[Stored records]
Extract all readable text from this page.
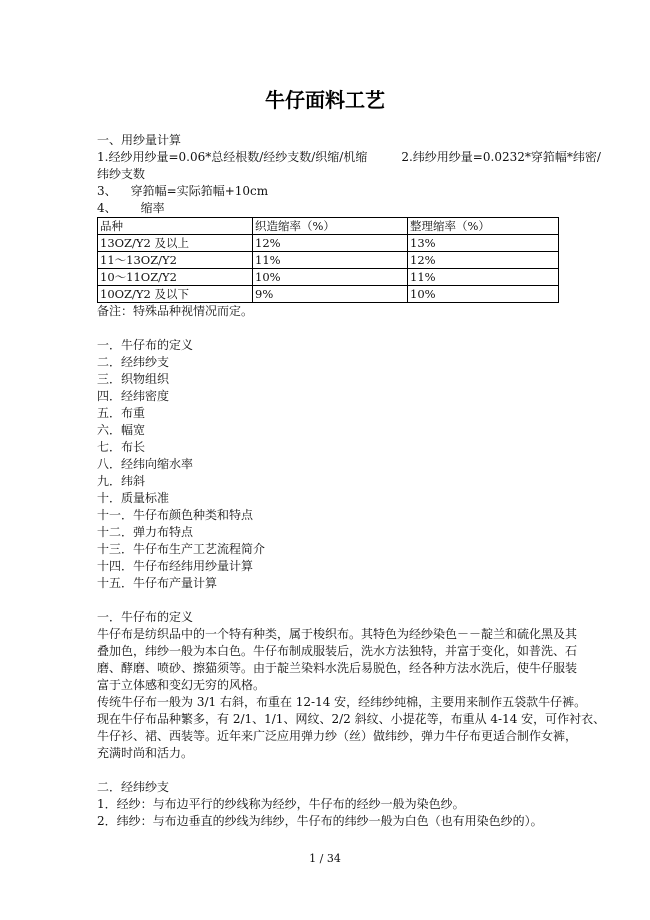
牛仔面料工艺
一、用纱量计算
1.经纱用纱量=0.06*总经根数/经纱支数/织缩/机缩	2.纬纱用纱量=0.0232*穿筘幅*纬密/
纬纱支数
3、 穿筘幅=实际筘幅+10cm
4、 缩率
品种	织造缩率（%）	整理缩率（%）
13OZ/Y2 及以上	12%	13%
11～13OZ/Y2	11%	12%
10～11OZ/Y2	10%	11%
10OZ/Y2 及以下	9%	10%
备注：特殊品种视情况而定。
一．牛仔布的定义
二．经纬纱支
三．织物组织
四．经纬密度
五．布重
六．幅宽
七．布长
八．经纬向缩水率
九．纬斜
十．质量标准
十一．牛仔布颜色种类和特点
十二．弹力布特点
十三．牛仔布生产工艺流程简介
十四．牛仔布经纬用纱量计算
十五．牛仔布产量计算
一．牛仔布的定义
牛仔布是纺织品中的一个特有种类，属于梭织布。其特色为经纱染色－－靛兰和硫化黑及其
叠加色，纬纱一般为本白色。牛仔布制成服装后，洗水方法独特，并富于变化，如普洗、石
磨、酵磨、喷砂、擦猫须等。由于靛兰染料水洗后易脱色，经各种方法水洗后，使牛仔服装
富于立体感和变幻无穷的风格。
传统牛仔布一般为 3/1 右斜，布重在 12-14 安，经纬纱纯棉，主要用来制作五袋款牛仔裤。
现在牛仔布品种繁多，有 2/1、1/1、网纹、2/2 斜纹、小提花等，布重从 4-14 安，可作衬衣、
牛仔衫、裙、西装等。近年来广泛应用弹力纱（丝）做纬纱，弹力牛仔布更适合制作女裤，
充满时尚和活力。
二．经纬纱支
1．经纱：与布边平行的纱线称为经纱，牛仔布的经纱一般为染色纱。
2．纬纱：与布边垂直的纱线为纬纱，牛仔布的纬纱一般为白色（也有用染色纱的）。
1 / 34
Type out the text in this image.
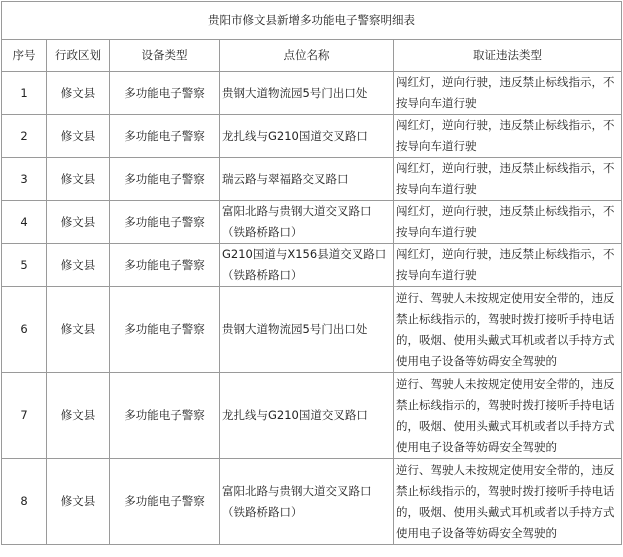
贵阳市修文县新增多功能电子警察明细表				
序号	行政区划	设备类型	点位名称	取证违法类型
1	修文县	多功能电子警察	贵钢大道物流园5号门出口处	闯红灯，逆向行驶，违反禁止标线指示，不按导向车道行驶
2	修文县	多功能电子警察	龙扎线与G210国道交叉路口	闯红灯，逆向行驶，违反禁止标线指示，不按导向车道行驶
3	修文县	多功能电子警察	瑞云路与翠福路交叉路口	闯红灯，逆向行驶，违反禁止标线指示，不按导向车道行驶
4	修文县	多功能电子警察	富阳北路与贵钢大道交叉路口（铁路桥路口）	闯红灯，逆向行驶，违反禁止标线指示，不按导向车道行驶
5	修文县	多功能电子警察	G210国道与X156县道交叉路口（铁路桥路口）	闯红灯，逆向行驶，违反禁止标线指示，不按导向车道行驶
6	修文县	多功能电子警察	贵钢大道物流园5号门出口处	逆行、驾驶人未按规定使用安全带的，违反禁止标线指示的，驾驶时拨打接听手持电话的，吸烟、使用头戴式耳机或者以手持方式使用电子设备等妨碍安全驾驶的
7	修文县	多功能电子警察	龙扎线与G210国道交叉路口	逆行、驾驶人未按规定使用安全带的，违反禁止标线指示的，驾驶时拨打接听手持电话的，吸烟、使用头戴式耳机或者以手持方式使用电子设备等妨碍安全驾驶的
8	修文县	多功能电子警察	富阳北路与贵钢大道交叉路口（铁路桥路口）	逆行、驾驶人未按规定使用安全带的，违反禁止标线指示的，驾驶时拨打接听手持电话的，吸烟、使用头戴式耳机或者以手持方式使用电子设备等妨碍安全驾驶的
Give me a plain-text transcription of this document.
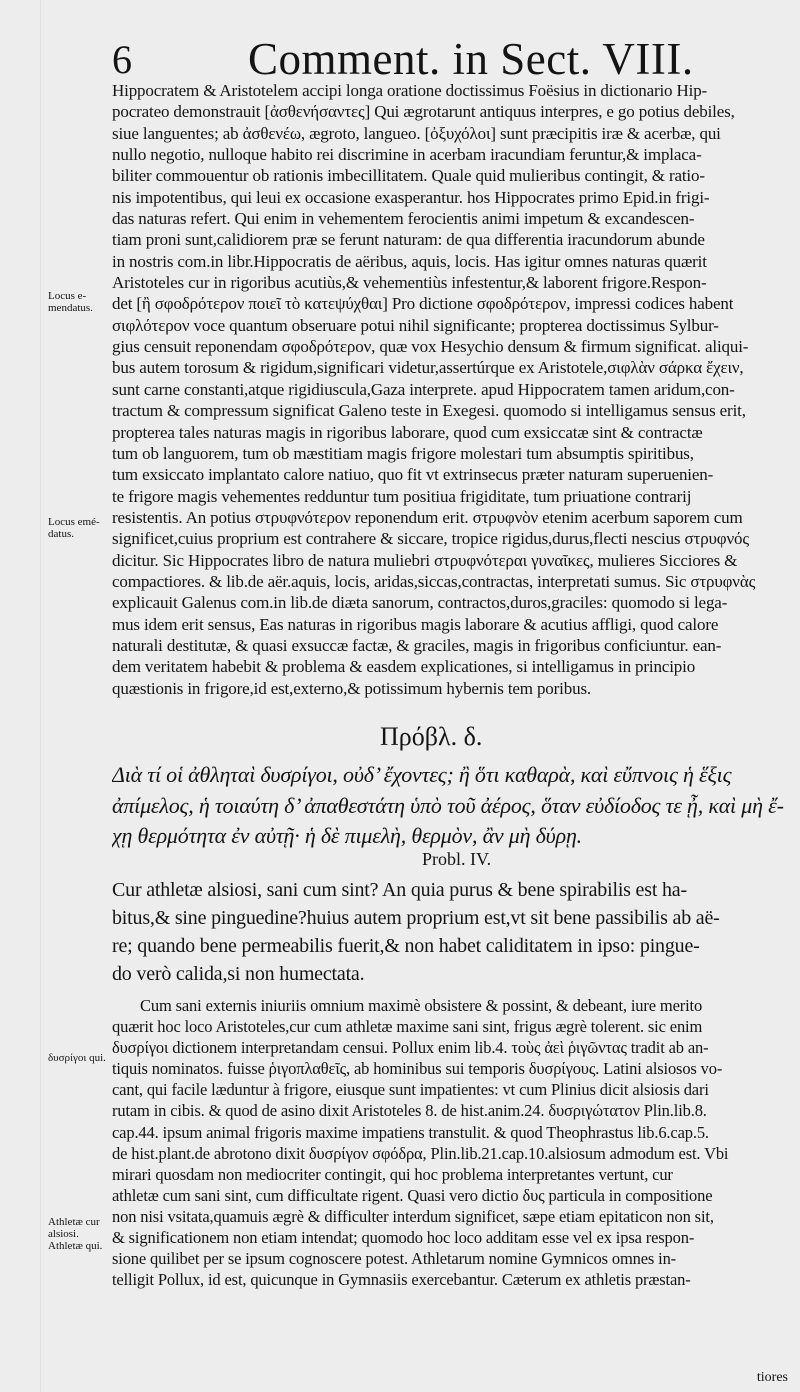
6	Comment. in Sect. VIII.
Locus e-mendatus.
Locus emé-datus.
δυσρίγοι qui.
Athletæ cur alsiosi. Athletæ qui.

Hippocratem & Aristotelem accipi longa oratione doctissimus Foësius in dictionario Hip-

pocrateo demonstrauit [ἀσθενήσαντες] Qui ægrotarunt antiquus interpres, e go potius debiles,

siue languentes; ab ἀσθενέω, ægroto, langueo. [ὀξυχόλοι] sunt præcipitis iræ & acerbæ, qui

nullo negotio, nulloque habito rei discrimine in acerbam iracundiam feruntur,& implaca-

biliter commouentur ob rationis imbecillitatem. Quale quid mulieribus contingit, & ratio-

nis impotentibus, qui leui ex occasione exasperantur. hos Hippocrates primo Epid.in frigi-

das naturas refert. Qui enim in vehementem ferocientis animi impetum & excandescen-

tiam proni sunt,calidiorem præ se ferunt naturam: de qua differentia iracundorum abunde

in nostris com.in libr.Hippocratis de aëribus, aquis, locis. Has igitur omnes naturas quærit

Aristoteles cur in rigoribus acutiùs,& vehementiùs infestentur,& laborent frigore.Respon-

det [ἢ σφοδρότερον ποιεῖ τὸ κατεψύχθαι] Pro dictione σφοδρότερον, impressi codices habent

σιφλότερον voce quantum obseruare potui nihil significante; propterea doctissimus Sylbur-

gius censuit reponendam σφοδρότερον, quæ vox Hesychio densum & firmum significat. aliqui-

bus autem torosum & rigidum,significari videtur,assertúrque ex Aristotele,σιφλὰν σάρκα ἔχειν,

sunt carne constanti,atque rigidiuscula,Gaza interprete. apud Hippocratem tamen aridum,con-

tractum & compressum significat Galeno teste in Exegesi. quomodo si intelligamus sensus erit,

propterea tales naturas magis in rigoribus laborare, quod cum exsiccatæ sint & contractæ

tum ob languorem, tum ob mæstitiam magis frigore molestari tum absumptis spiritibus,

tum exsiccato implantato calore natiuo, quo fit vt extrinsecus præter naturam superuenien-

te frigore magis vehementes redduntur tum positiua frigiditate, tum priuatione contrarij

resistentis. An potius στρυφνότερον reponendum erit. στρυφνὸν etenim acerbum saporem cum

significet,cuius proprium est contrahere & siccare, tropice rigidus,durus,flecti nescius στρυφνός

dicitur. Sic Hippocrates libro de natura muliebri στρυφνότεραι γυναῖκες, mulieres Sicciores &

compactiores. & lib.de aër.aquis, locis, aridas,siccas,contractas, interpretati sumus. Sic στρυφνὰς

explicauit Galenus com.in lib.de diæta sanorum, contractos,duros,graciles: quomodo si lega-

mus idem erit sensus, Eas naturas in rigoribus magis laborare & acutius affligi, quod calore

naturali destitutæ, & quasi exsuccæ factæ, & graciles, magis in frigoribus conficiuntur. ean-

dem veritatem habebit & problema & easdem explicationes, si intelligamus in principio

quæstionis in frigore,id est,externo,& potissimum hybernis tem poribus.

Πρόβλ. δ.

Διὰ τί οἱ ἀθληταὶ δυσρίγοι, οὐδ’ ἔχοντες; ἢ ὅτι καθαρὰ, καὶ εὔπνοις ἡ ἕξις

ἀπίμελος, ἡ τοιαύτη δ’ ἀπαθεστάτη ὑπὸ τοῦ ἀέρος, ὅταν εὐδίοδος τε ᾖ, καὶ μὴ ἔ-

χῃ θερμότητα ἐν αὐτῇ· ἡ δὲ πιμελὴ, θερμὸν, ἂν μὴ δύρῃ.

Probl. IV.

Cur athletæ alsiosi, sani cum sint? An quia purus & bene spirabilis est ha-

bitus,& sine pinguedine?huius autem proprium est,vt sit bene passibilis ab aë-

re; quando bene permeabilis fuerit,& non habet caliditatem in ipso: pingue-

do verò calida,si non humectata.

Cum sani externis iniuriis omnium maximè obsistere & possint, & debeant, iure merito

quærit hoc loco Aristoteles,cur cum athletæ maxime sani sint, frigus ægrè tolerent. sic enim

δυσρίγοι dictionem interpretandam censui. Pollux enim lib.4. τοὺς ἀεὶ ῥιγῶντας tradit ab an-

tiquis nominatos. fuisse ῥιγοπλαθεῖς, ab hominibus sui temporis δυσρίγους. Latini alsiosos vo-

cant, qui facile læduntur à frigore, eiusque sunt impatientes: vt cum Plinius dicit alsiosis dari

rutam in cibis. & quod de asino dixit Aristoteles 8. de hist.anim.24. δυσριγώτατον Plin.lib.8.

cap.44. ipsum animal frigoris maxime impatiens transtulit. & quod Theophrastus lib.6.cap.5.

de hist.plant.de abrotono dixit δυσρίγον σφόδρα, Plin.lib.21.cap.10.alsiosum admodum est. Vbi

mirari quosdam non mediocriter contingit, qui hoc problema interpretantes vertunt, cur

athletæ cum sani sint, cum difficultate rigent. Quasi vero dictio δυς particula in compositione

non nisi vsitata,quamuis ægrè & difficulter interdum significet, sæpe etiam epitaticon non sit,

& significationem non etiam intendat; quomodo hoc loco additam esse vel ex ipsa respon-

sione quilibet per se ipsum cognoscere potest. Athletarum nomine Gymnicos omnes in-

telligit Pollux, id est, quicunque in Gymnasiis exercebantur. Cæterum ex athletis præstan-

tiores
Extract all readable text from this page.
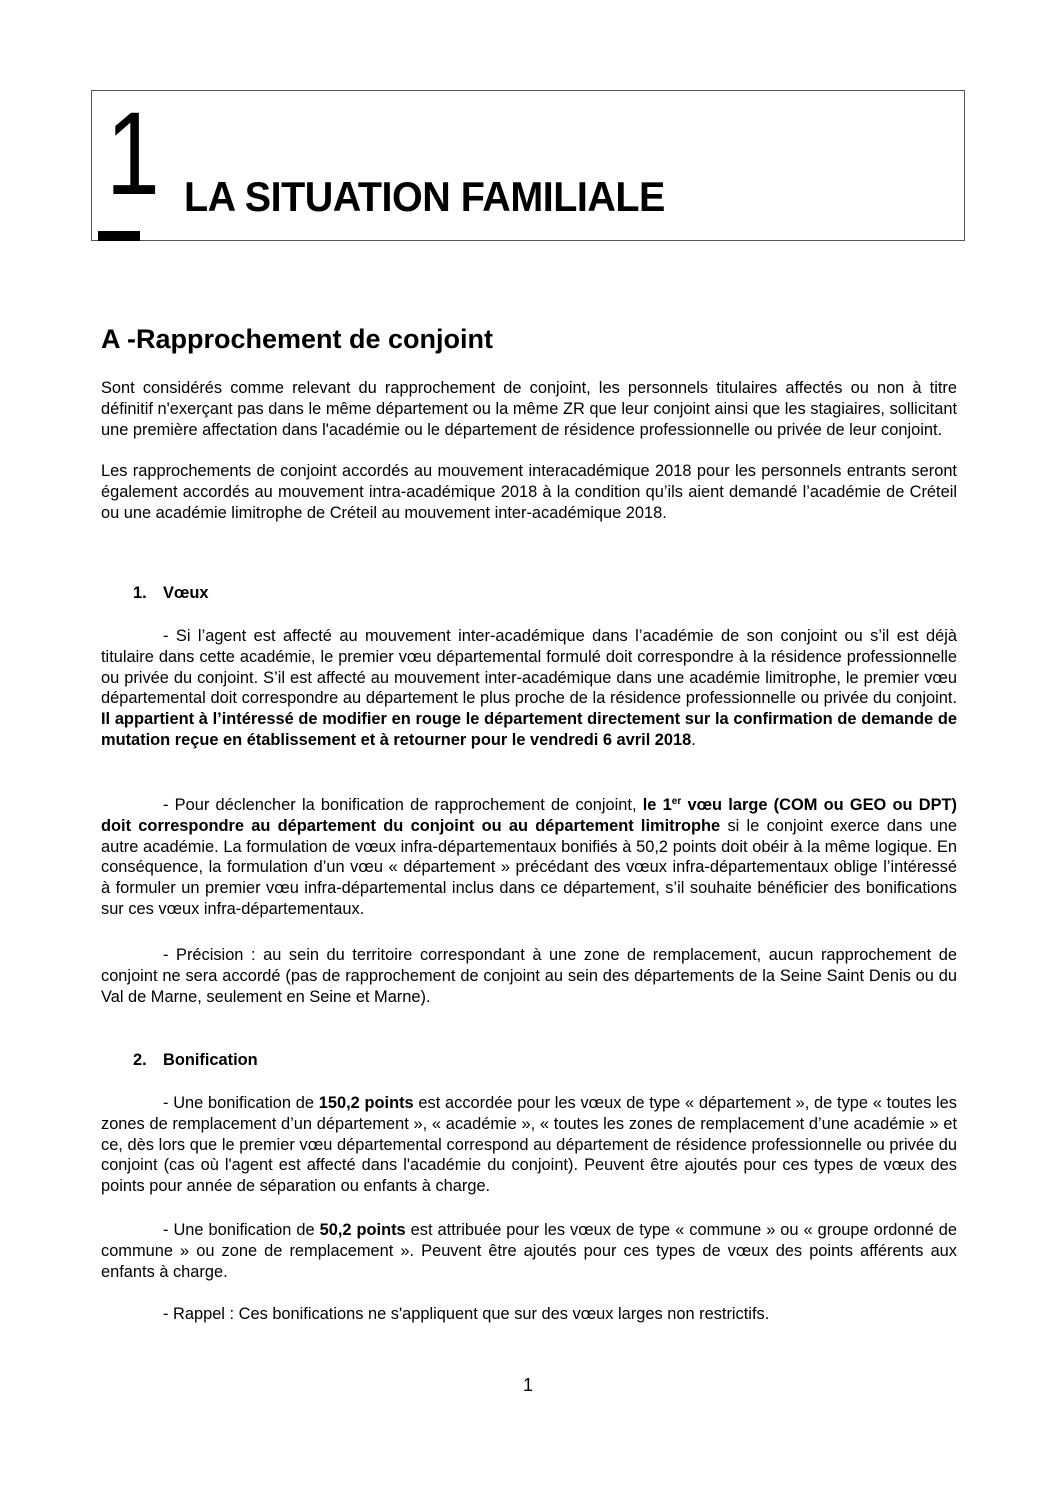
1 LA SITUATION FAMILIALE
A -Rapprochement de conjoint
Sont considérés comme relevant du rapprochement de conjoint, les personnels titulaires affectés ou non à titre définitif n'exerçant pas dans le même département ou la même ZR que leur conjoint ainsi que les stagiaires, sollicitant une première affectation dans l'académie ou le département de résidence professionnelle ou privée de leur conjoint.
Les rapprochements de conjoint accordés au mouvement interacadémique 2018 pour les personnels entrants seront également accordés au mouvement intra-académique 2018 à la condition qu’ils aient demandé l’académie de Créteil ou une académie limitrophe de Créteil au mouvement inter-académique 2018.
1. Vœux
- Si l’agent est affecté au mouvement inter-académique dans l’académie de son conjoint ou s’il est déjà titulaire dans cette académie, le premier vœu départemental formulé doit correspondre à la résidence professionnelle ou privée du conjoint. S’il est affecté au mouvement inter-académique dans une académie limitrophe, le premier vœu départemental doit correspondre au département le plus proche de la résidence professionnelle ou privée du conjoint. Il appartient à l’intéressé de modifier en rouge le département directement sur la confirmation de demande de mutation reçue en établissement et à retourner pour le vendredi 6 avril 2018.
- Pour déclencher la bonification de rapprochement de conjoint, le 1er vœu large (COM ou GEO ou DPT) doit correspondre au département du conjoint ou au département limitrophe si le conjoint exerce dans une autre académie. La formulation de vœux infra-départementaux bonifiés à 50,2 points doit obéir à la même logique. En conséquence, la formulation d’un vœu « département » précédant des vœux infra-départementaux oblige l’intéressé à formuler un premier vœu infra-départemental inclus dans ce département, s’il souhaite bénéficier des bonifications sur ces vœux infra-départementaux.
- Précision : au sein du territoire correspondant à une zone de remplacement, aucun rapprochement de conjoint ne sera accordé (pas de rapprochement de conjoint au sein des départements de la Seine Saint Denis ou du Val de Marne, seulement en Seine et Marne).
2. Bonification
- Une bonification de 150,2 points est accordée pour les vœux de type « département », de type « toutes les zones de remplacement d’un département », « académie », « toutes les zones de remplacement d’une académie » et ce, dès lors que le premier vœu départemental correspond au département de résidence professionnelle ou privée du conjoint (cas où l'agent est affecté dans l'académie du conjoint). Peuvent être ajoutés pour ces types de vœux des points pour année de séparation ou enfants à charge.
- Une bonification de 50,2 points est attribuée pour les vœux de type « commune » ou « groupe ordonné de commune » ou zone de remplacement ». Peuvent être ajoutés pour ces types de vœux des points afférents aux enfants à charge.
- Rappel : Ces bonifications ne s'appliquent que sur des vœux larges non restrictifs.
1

◆ **Exercise directions**: Give nothing but the number of lines containing the string "富阳北路与贵钢大道交叉路口".

◆ **Answer to this exercise**: 2